Search the listing for "termokamery" and copy every line where it appears.
• • • • • • •
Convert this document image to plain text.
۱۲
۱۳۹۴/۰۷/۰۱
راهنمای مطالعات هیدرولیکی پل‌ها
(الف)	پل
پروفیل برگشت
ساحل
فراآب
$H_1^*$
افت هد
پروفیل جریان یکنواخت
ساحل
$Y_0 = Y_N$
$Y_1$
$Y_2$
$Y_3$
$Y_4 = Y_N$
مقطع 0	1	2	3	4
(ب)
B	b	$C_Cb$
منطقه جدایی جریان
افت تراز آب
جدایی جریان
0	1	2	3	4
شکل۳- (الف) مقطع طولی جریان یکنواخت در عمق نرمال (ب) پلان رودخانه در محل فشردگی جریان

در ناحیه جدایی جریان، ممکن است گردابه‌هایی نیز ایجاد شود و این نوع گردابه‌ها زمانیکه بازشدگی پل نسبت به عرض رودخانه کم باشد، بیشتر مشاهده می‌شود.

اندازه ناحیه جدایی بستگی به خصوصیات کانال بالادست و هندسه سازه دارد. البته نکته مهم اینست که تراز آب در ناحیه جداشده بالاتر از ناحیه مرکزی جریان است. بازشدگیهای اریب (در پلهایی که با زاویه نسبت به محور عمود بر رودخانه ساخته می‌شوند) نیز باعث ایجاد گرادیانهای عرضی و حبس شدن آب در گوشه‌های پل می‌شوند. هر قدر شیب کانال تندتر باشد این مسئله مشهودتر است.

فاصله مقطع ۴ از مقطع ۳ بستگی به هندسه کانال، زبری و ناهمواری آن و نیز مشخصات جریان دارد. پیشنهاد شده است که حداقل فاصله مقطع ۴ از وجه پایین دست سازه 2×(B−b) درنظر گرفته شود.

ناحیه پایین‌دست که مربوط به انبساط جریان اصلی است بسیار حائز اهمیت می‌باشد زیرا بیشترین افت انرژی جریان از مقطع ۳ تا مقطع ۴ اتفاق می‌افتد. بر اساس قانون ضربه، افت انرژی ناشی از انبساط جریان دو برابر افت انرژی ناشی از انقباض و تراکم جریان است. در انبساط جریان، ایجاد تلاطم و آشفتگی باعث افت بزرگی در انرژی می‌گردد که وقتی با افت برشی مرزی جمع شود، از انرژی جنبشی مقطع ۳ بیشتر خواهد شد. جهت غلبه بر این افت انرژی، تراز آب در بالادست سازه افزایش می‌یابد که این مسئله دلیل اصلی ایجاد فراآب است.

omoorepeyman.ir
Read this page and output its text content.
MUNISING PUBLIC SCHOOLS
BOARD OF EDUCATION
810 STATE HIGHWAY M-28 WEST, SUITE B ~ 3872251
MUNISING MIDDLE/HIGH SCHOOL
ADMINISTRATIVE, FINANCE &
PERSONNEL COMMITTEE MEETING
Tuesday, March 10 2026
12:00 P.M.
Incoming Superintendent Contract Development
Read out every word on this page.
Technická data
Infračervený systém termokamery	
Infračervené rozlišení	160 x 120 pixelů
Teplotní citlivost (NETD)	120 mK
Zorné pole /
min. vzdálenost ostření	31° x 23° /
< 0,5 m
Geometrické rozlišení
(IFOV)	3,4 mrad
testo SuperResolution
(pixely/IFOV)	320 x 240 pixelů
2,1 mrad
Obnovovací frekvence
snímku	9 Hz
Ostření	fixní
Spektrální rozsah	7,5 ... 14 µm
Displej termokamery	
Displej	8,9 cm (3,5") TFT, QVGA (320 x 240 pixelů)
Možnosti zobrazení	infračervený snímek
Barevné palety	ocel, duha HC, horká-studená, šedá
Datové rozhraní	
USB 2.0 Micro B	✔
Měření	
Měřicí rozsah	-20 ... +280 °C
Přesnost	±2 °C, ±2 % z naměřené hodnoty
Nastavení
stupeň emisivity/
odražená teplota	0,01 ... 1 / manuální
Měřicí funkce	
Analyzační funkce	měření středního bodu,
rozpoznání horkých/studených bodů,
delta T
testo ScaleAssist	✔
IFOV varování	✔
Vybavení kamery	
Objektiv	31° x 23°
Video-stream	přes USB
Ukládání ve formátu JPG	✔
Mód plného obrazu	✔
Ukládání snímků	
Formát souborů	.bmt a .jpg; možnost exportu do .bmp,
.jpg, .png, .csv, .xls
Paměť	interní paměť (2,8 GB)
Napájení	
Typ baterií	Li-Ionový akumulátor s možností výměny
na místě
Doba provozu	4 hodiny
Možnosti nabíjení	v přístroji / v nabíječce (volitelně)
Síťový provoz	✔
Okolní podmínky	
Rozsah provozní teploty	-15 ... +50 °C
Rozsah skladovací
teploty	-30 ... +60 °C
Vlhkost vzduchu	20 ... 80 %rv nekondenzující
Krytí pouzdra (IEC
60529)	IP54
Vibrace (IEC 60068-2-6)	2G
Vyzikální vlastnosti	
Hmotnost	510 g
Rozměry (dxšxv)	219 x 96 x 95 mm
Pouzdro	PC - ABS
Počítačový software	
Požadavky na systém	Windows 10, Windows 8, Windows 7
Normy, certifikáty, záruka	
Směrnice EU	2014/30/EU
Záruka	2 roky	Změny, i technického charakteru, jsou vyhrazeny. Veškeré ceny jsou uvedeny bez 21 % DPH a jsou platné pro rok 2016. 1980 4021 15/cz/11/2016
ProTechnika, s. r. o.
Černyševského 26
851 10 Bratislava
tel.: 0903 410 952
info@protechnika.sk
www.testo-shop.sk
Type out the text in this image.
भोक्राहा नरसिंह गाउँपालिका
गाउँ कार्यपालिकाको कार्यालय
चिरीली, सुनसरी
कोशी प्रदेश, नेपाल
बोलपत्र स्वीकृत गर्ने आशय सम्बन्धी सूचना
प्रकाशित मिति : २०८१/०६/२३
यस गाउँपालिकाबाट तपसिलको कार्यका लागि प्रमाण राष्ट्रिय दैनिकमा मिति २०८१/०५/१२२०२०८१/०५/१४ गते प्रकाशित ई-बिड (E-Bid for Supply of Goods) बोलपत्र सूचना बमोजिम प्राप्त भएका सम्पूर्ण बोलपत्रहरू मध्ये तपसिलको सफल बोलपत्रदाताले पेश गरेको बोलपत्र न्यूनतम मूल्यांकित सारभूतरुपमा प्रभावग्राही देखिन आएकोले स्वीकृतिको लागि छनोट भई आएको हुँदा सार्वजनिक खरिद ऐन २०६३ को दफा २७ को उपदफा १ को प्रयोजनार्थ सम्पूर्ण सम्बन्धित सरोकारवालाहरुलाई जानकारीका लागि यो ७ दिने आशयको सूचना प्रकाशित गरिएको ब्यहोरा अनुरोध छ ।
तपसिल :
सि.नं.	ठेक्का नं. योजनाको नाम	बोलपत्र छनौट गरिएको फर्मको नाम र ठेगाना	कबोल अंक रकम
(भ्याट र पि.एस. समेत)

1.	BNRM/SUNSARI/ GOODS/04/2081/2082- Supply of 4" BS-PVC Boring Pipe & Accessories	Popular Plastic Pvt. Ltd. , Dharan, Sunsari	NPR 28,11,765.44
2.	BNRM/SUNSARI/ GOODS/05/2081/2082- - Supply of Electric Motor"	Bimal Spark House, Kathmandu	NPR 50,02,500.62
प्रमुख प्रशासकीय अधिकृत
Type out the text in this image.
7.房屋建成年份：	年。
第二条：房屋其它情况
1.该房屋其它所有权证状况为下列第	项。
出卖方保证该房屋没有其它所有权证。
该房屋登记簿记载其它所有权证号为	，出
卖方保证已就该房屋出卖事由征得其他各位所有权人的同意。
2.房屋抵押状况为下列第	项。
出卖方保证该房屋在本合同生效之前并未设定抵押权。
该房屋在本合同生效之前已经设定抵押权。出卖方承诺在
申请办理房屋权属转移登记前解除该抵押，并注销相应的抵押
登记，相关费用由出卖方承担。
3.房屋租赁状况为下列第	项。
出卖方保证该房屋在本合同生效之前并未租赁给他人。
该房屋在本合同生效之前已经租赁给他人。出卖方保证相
• • • • • • •
* **FINAL ANSWER**
Infračervený systém termokamery	
Displej termokamery	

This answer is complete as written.